Stored entries:
╭──
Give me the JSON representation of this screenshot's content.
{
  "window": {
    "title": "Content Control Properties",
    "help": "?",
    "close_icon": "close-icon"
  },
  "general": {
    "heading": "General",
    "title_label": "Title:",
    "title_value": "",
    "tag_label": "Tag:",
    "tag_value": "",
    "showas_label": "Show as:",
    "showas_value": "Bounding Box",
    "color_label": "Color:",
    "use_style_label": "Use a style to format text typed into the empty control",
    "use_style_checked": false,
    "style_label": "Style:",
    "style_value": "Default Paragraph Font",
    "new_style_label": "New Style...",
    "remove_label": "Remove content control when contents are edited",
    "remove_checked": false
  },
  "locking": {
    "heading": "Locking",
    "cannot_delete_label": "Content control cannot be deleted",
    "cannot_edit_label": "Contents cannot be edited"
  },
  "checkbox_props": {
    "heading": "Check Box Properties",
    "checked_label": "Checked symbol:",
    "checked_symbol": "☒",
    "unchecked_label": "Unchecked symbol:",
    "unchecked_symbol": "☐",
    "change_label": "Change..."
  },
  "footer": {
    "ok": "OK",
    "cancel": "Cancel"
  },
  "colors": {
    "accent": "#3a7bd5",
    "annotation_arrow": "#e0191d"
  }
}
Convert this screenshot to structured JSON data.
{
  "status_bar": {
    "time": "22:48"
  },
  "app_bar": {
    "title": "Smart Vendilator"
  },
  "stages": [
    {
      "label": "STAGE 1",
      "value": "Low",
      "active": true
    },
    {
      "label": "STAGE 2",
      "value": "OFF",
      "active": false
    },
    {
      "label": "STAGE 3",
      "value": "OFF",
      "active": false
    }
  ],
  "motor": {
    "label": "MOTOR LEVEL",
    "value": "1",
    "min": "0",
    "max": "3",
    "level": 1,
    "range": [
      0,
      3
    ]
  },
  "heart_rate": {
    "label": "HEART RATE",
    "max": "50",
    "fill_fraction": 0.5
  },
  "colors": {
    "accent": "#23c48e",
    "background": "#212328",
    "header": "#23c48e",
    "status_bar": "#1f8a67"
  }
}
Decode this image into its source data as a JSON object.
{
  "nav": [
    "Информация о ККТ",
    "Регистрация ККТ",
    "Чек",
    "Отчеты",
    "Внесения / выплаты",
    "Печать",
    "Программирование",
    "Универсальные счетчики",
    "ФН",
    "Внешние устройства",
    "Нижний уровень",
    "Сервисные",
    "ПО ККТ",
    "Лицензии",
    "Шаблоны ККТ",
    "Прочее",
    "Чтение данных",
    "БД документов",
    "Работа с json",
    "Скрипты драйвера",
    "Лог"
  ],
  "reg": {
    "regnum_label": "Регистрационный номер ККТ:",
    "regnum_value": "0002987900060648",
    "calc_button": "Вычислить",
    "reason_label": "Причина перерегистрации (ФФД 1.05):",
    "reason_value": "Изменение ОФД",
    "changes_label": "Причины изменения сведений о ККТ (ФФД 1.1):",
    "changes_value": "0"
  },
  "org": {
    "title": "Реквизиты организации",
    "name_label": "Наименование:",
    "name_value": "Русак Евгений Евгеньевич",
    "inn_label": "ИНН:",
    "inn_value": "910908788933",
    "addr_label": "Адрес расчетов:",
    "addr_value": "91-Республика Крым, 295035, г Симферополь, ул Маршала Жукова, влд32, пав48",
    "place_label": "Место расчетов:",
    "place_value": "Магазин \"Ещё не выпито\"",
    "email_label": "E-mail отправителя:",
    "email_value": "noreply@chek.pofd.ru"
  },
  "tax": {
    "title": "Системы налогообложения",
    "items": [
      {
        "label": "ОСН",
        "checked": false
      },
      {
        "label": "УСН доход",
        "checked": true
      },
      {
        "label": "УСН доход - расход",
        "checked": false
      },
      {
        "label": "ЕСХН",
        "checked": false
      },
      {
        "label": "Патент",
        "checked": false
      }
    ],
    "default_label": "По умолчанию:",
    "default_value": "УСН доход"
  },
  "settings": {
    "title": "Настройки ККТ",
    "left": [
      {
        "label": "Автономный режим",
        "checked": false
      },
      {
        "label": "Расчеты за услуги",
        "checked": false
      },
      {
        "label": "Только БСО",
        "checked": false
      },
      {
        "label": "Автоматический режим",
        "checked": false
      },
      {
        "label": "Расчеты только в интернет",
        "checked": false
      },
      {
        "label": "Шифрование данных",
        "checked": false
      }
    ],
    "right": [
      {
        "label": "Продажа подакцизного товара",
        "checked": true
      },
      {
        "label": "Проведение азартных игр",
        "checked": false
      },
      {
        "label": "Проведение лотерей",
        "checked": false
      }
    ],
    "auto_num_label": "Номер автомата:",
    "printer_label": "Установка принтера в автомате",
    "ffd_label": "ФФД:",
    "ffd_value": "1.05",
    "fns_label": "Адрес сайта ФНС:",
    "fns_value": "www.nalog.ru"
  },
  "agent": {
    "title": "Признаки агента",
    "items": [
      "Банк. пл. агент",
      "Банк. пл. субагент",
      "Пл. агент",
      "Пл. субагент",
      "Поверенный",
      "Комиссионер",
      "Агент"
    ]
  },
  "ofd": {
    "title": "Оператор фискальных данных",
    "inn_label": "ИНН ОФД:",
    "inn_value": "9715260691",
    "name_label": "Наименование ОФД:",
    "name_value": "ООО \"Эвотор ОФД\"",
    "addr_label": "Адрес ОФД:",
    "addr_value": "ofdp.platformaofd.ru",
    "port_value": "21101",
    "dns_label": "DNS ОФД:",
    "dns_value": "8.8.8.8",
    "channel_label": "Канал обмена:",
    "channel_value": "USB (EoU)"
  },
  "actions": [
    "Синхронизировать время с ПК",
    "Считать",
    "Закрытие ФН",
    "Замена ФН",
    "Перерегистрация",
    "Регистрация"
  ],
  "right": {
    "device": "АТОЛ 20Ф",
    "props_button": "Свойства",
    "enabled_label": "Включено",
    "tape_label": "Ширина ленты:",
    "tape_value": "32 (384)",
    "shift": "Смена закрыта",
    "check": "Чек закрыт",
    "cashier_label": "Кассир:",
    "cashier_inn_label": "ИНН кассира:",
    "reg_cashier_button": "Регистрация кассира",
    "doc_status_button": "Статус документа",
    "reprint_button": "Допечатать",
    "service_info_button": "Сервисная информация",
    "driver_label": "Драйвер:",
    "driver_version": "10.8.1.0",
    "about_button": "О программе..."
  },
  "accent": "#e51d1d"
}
╰──
→ **EXERCISE DIRECTIONS**
In the entries above, find each line with the word "data" and show it.

→ **OUTPUT FOR THIS EXERCISE**
Convert this screenshot to structured JSON data.
Decode this image into its source data as a JSON object.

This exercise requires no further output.